[Provided material start]

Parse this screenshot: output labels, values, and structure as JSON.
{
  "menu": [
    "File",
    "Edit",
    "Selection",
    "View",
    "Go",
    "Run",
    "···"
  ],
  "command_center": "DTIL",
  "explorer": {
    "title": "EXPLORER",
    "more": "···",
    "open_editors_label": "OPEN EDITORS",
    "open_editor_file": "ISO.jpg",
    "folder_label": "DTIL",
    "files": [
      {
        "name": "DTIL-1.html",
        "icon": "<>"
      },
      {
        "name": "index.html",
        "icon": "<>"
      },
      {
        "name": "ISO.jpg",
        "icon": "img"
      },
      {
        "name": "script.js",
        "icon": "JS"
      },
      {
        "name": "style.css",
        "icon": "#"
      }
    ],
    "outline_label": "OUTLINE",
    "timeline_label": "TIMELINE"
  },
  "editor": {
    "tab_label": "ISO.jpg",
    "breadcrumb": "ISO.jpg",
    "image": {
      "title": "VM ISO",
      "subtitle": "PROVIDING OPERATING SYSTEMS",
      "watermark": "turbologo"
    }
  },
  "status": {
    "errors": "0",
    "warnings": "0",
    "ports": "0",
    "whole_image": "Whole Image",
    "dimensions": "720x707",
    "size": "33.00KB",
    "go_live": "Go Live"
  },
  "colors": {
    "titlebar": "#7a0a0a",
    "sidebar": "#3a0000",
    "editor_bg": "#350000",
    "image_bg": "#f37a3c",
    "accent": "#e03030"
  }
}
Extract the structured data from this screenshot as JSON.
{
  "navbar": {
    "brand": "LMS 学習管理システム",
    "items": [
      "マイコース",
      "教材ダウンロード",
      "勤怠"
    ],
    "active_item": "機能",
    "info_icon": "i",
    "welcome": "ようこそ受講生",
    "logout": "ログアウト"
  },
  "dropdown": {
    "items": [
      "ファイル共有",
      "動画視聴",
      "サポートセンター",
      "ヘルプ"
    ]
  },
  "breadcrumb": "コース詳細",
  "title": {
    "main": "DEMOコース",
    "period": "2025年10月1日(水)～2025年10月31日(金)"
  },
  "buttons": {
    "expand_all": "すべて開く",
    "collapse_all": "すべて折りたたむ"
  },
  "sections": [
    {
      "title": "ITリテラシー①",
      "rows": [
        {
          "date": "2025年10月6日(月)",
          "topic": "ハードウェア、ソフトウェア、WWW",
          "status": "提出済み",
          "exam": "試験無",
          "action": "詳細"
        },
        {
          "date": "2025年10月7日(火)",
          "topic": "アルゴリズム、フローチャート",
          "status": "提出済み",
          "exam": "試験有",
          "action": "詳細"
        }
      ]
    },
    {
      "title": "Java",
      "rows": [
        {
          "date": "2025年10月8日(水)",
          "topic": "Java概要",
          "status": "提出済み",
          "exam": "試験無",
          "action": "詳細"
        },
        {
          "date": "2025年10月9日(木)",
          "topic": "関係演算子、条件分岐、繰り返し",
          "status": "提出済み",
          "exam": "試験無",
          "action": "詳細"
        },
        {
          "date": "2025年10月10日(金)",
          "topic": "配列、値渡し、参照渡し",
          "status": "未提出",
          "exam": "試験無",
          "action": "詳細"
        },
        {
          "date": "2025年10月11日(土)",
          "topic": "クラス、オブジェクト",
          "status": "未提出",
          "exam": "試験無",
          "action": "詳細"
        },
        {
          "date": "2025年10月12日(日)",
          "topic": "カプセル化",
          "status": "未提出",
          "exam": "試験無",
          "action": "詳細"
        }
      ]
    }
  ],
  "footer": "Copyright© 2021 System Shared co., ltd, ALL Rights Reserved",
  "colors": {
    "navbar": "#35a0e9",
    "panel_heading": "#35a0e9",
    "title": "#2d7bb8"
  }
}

[Provided material end]

Reproduce the listing in full. Keep it exactly as written.

Parse this screenshot: output labels, values, and structure as JSON.
{
  "menu": [
    "File",
    "Edit",
    "Selection",
    "View",
    "Go",
    "Run",
    "···"
  ],
  "command_center": "DTIL",
  "explorer": {
    "title": "EXPLORER",
    "more": "···",
    "open_editors_label": "OPEN EDITORS",
    "open_editor_file": "ISO.jpg",
    "folder_label": "DTIL",
    "files": [
      {
        "name": "DTIL-1.html",
        "icon": "<>"
      },
      {
        "name": "index.html",
        "icon": "<>"
      },
      {
        "name": "ISO.jpg",
        "icon": "img"
      },
      {
        "name": "script.js",
        "icon": "JS"
      },
      {
        "name": "style.css",
        "icon": "#"
      }
    ],
    "outline_label": "OUTLINE",
    "timeline_label": "TIMELINE"
  },
  "editor": {
    "tab_label": "ISO.jpg",
    "breadcrumb": "ISO.jpg",
    "image": {
      "title": "VM ISO",
      "subtitle": "PROVIDING OPERATING SYSTEMS",
      "watermark": "turbologo"
    }
  },
  "status": {
    "errors": "0",
    "warnings": "0",
    "ports": "0",
    "whole_image": "Whole Image",
    "dimensions": "720x707",
    "size": "33.00KB",
    "go_live": "Go Live"
  },
  "colors": {
    "titlebar": "#7a0a0a",
    "sidebar": "#3a0000",
    "editor_bg": "#350000",
    "image_bg": "#f37a3c",
    "accent": "#e03030"
  }
}
Extract the structured data from this screenshot as JSON.
{
  "navbar": {
    "brand": "LMS 学習管理システム",
    "items": [
      "マイコース",
      "教材ダウンロード",
      "勤怠"
    ],
    "active_item": "機能",
    "info_icon": "i",
    "welcome": "ようこそ受講生",
    "logout": "ログアウト"
  },
  "dropdown": {
    "items": [
      "ファイル共有",
      "動画視聴",
      "サポートセンター",
      "ヘルプ"
    ]
  },
  "breadcrumb": "コース詳細",
  "title": {
    "main": "DEMOコース",
    "period": "2025年10月1日(水)～2025年10月31日(金)"
  },
  "buttons": {
    "expand_all": "すべて開く",
    "collapse_all": "すべて折りたたむ"
  },
  "sections": [
    {
      "title": "ITリテラシー①",
      "rows": [
        {
          "date": "2025年10月6日(月)",
          "topic": "ハードウェア、ソフトウェア、WWW",
          "status": "提出済み",
          "exam": "試験無",
          "action": "詳細"
        },
        {
          "date": "2025年10月7日(火)",
          "topic": "アルゴリズム、フローチャート",
          "status": "提出済み",
          "exam": "試験有",
          "action": "詳細"
        }
      ]
    },
    {
      "title": "Java",
      "rows": [
        {
          "date": "2025年10月8日(水)",
          "topic": "Java概要",
          "status": "提出済み",
          "exam": "試験無",
          "action": "詳細"
        },
        {
          "date": "2025年10月9日(木)",
          "topic": "関係演算子、条件分岐、繰り返し",
          "status": "提出済み",
          "exam": "試験無",
          "action": "詳細"
        },
        {
          "date": "2025年10月10日(金)",
          "topic": "配列、値渡し、参照渡し",
          "status": "未提出",
          "exam": "試験無",
          "action": "詳細"
        },
        {
          "date": "2025年10月11日(土)",
          "topic": "クラス、オブジェクト",
          "status": "未提出",
          "exam": "試験無",
          "action": "詳細"
        },
        {
          "date": "2025年10月12日(日)",
          "topic": "カプセル化",
          "status": "未提出",
          "exam": "試験無",
          "action": "詳細"
        }
      ]
    }
  ],
  "footer": "Copyright© 2021 System Shared co., ltd, ALL Rights Reserved",
  "colors": {
    "navbar": "#35a0e9",
    "panel_heading": "#35a0e9",
    "title": "#2d7bb8"
  }
}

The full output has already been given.